### WRITTEN PROBLEM
Look through the data below. Pick out the lines holding the string "alueesta".

### SOURCE DATA
□ □ □ □

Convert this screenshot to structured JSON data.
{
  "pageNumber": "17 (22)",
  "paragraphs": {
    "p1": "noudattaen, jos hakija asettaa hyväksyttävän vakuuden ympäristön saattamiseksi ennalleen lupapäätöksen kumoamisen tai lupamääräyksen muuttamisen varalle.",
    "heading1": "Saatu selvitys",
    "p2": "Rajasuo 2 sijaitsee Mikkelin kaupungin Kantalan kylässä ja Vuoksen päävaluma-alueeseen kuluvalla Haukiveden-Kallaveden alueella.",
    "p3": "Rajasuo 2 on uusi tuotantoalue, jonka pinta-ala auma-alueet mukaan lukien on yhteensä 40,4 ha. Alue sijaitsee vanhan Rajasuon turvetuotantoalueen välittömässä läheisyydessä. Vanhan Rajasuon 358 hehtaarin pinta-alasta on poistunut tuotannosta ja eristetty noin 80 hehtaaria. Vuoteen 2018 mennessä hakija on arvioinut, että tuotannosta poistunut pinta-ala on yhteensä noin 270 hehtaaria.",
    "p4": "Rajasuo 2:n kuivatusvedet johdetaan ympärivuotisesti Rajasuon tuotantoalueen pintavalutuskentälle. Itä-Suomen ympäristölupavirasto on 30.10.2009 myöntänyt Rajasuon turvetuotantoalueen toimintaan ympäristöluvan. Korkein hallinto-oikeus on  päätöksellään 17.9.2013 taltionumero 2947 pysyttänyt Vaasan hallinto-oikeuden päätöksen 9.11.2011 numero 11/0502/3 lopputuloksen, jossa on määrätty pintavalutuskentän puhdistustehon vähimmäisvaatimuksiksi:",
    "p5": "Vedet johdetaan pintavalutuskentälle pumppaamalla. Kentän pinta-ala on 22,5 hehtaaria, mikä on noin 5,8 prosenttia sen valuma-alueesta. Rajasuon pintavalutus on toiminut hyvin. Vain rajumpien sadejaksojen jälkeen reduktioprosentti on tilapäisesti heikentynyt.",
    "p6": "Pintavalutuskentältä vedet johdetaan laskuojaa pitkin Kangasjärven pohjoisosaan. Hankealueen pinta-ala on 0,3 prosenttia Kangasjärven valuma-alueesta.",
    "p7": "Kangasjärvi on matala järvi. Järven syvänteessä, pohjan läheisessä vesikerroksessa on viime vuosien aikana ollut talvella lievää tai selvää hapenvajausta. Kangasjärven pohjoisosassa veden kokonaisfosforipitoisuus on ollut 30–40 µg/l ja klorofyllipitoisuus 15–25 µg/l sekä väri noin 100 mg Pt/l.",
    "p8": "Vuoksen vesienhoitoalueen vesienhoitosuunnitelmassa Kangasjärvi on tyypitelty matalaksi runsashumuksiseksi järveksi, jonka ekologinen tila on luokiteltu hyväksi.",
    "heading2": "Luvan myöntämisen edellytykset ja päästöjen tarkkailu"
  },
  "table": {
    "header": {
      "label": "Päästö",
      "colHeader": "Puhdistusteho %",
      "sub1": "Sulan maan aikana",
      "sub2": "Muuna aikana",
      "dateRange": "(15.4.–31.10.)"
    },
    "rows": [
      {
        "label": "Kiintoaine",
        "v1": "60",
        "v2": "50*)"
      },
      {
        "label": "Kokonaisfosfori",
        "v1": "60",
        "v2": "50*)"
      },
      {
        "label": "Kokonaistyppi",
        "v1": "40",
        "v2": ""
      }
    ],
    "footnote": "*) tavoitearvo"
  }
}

□ □ □ □

### OUTPUT BELOW
    "p5": "Vedet johdetaan pintavalutuskentälle pumppaamalla. Kentän pinta-ala on 22,5 hehtaaria, mikä on noin 5,8 prosenttia sen valuma-alueesta. Rajasuon pintavalutus on toiminut hyvin. Vain rajumpien sadejaksojen jälkeen reduktioprosentti on tilapäisesti heikentynyt.",
    "p6": "Pintavalutuskentältä vedet johdetaan laskuojaa pitkin Kangasjärven pohjoisosaan. Hankealueen pinta-ala on 0,3 prosenttia Kangasjärven valuma-alueesta.",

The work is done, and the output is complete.